● **The problem**
Your task is to transcribe all the entries exactly, excluding pictures.

● **Data to use**
----

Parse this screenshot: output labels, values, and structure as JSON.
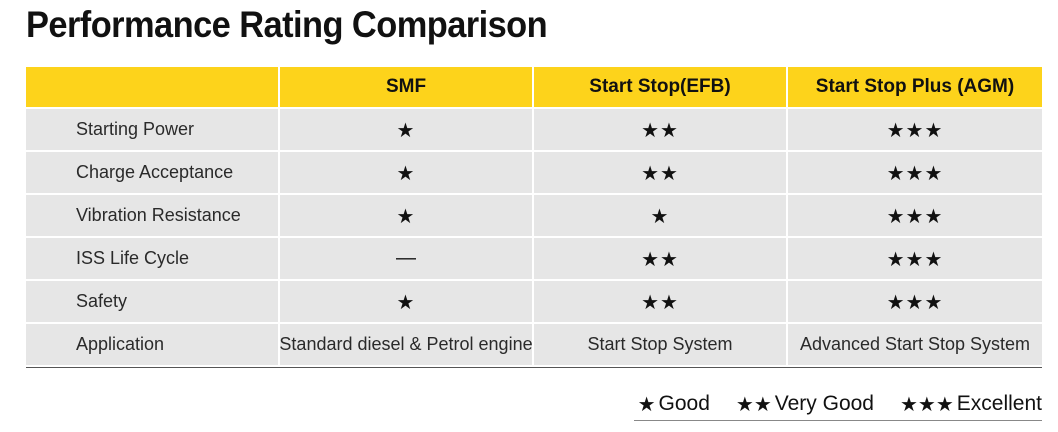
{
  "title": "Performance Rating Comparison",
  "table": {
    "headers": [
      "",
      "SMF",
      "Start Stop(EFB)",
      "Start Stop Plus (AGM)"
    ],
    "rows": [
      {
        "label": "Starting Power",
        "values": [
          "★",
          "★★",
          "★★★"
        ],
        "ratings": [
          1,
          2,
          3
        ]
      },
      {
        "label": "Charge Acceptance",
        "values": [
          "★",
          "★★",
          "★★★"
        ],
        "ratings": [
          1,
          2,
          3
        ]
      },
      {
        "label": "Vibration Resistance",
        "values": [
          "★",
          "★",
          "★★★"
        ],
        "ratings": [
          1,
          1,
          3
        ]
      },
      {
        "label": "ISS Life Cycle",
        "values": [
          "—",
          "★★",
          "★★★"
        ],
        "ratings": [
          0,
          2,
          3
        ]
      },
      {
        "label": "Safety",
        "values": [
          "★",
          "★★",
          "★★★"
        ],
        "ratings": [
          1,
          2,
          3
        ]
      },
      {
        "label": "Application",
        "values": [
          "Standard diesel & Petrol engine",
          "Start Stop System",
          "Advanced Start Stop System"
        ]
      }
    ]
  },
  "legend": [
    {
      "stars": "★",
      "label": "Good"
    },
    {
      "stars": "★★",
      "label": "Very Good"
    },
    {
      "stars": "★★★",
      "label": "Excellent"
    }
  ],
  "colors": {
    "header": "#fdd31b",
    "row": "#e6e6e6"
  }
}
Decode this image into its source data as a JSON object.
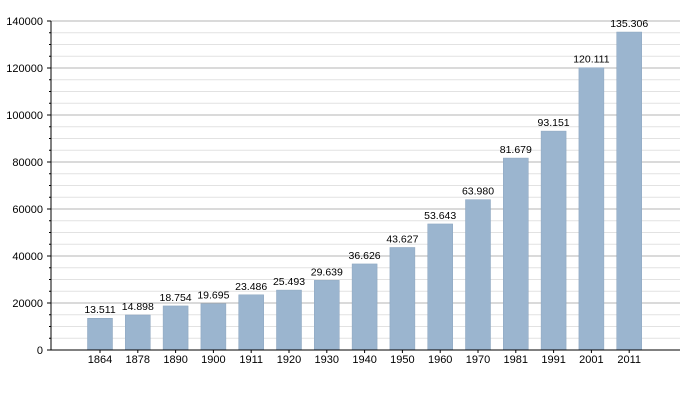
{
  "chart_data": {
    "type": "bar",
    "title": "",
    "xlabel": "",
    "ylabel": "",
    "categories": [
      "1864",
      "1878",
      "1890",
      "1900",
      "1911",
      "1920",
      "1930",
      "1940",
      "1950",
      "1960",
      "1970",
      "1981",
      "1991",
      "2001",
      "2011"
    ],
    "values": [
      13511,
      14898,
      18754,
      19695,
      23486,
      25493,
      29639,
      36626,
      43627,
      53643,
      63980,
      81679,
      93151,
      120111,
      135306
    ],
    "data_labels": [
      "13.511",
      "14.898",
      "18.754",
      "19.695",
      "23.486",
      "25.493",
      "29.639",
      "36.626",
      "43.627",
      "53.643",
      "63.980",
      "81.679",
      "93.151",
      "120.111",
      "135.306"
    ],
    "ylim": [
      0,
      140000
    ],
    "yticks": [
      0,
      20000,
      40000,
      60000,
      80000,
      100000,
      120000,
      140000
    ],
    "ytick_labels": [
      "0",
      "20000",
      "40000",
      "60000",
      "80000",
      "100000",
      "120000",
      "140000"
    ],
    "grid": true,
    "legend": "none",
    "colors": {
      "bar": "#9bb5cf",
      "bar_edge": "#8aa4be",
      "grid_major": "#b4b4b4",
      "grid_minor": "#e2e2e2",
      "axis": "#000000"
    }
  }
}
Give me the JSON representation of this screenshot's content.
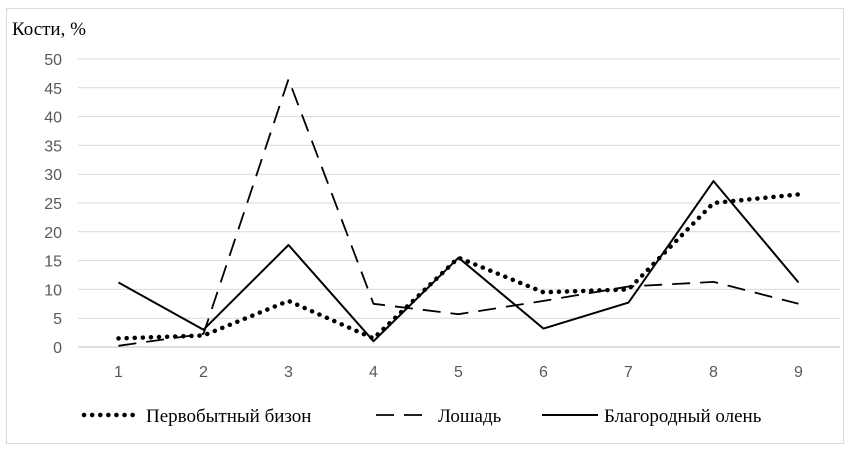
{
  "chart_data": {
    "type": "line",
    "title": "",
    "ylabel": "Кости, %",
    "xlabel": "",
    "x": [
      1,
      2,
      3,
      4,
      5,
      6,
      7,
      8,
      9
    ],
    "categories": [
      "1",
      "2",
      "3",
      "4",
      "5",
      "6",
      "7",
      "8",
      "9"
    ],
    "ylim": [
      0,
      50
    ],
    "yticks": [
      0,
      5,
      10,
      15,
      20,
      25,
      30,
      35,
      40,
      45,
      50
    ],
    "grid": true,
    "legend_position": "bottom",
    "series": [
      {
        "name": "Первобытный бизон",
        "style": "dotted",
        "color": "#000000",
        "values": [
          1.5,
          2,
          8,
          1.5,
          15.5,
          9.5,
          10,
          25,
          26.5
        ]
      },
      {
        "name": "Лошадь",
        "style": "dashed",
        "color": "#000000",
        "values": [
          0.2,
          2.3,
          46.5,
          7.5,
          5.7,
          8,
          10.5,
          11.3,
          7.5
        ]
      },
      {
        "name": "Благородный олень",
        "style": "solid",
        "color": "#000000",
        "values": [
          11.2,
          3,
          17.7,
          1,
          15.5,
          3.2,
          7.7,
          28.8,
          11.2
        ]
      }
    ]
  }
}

----

● **Response to this exercise**
Parse this screenshot: output labels, values, and structure as JSON.
{
  "title": "Performance Rating Comparison",
  "table": {
    "headers": [
      "",
      "SMF",
      "Start Stop(EFB)",
      "Start Stop Plus (AGM)"
    ],
    "rows": [
      {
        "label": "Starting Power",
        "values": [
          "★",
          "★★",
          "★★★"
        ],
        "ratings": [
          1,
          2,
          3
        ]
      },
      {
        "label": "Charge Acceptance",
        "values": [
          "★",
          "★★",
          "★★★"
        ],
        "ratings": [
          1,
          2,
          3
        ]
      },
      {
        "label": "Vibration Resistance",
        "values": [
          "★",
          "★",
          "★★★"
        ],
        "ratings": [
          1,
          1,
          3
        ]
      },
      {
        "label": "ISS Life Cycle",
        "values": [
          "—",
          "★★",
          "★★★"
        ],
        "ratings": [
          0,
          2,
          3
        ]
      },
      {
        "label": "Safety",
        "values": [
          "★",
          "★★",
          "★★★"
        ],
        "ratings": [
          1,
          2,
          3
        ]
      },
      {
        "label": "Application",
        "values": [
          "Standard diesel & Petrol engine",
          "Start Stop System",
          "Advanced Start Stop System"
        ]
      }
    ]
  },
  "legend": [
    {
      "stars": "★",
      "label": "Good"
    },
    {
      "stars": "★★",
      "label": "Very Good"
    },
    {
      "stars": "★★★",
      "label": "Excellent"
    }
  ],
  "colors": {
    "header": "#fdd31b",
    "row": "#e6e6e6"
  }
}
Decode this image into its source data as a JSON object.
{
  "chart_data": {
    "type": "bar",
    "title": "",
    "xlabel": "",
    "ylabel": "",
    "categories": [
      "1864",
      "1878",
      "1890",
      "1900",
      "1911",
      "1920",
      "1930",
      "1940",
      "1950",
      "1960",
      "1970",
      "1981",
      "1991",
      "2001",
      "2011"
    ],
    "values": [
      13511,
      14898,
      18754,
      19695,
      23486,
      25493,
      29639,
      36626,
      43627,
      53643,
      63980,
      81679,
      93151,
      120111,
      135306
    ],
    "data_labels": [
      "13.511",
      "14.898",
      "18.754",
      "19.695",
      "23.486",
      "25.493",
      "29.639",
      "36.626",
      "43.627",
      "53.643",
      "63.980",
      "81.679",
      "93.151",
      "120.111",
      "135.306"
    ],
    "ylim": [
      0,
      140000
    ],
    "yticks": [
      0,
      20000,
      40000,
      60000,
      80000,
      100000,
      120000,
      140000
    ],
    "ytick_labels": [
      "0",
      "20000",
      "40000",
      "60000",
      "80000",
      "100000",
      "120000",
      "140000"
    ],
    "grid": true,
    "legend": "none",
    "colors": {
      "bar": "#9bb5cf",
      "bar_edge": "#8aa4be",
      "grid_major": "#b4b4b4",
      "grid_minor": "#e2e2e2",
      "axis": "#000000"
    }
  }
}
Give me the JSON representation of this screenshot's content.
{
  "chart_data": {
    "type": "line",
    "title": "",
    "ylabel": "Кости, %",
    "xlabel": "",
    "x": [
      1,
      2,
      3,
      4,
      5,
      6,
      7,
      8,
      9
    ],
    "categories": [
      "1",
      "2",
      "3",
      "4",
      "5",
      "6",
      "7",
      "8",
      "9"
    ],
    "ylim": [
      0,
      50
    ],
    "yticks": [
      0,
      5,
      10,
      15,
      20,
      25,
      30,
      35,
      40,
      45,
      50
    ],
    "grid": true,
    "legend_position": "bottom",
    "series": [
      {
        "name": "Первобытный бизон",
        "style": "dotted",
        "color": "#000000",
        "values": [
          1.5,
          2,
          8,
          1.5,
          15.5,
          9.5,
          10,
          25,
          26.5
        ]
      },
      {
        "name": "Лошадь",
        "style": "dashed",
        "color": "#000000",
        "values": [
          0.2,
          2.3,
          46.5,
          7.5,
          5.7,
          8,
          10.5,
          11.3,
          7.5
        ]
      },
      {
        "name": "Благородный олень",
        "style": "solid",
        "color": "#000000",
        "values": [
          11.2,
          3,
          17.7,
          1,
          15.5,
          3.2,
          7.7,
          28.8,
          11.2
        ]
      }
    ]
  }
}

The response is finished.